* BEGIN RECORDS FOR THIS EXERCISE *
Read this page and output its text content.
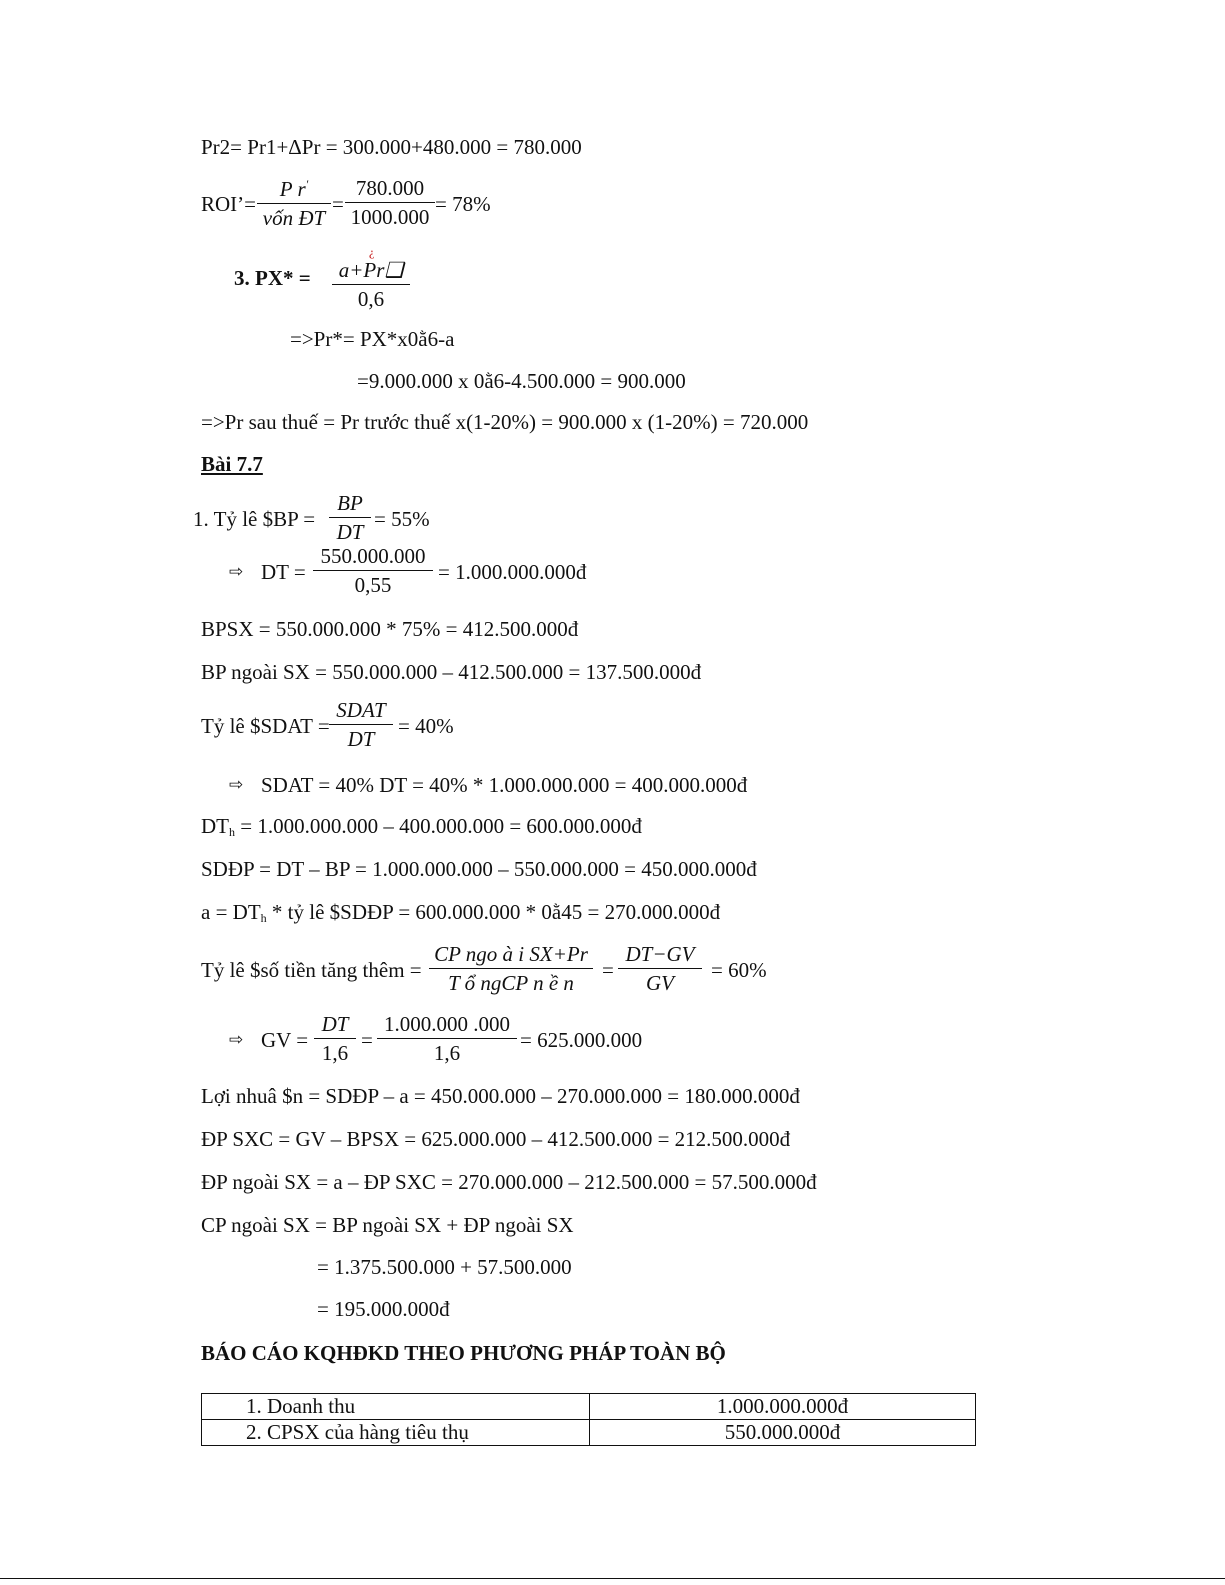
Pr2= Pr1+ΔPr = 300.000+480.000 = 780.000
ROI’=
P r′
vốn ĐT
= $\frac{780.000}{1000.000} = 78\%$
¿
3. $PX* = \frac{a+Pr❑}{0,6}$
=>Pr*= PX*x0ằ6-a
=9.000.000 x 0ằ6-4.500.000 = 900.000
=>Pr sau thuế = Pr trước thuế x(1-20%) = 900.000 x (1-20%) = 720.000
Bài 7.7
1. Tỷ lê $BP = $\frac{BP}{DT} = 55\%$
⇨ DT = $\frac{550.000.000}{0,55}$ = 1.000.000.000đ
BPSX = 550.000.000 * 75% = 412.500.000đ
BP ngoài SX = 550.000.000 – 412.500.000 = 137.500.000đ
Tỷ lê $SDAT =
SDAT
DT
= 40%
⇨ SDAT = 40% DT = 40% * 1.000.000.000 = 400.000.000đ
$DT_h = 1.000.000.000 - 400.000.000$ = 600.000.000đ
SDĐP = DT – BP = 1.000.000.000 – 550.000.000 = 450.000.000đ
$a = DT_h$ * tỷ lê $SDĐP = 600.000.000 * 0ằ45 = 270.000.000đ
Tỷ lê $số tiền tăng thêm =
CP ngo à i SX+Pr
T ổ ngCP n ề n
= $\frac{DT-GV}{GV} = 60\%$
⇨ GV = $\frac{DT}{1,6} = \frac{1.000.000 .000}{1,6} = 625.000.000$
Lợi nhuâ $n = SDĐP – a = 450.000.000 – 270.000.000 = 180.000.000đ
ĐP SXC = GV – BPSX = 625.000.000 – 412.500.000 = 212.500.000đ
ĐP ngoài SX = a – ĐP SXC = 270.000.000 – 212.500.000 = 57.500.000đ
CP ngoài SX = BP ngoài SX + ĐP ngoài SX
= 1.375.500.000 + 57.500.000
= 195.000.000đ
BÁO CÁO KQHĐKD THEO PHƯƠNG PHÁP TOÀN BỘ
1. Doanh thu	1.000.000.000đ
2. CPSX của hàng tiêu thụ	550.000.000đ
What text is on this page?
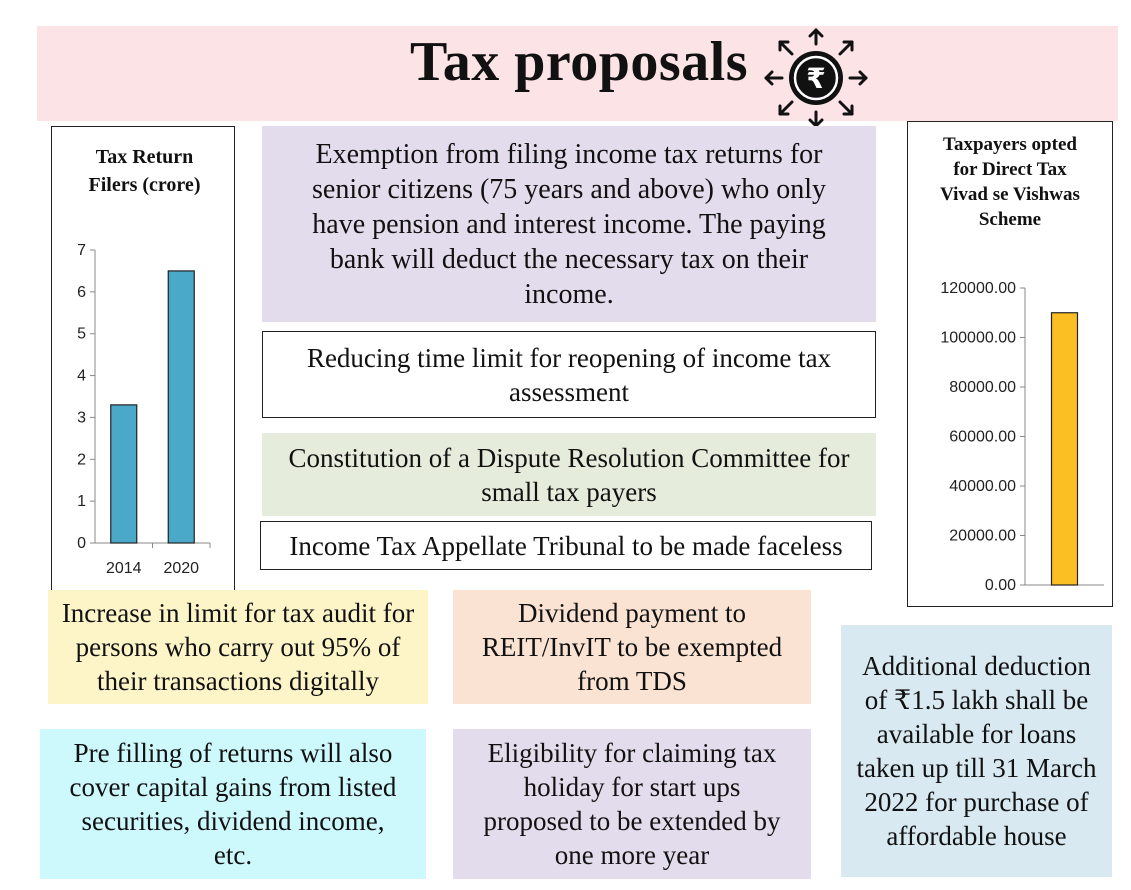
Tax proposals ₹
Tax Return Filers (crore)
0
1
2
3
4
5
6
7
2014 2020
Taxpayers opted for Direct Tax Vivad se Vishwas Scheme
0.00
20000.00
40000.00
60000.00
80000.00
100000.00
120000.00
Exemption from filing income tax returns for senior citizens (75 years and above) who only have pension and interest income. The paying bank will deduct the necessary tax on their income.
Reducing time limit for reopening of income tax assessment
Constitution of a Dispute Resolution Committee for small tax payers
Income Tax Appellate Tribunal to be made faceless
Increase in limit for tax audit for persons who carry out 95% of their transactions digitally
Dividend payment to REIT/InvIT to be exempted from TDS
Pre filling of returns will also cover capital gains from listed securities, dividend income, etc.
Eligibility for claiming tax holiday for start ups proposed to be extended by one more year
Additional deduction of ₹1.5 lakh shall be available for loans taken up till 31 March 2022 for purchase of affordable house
* END RECORDS FOR THIS EXERCISE *
◆ **GIVEN PROBLEM**
Pull every line containing "page" from the data.

◆ **RESULT OF THE TASK**
Read this page and output its text content.
What text is on this page?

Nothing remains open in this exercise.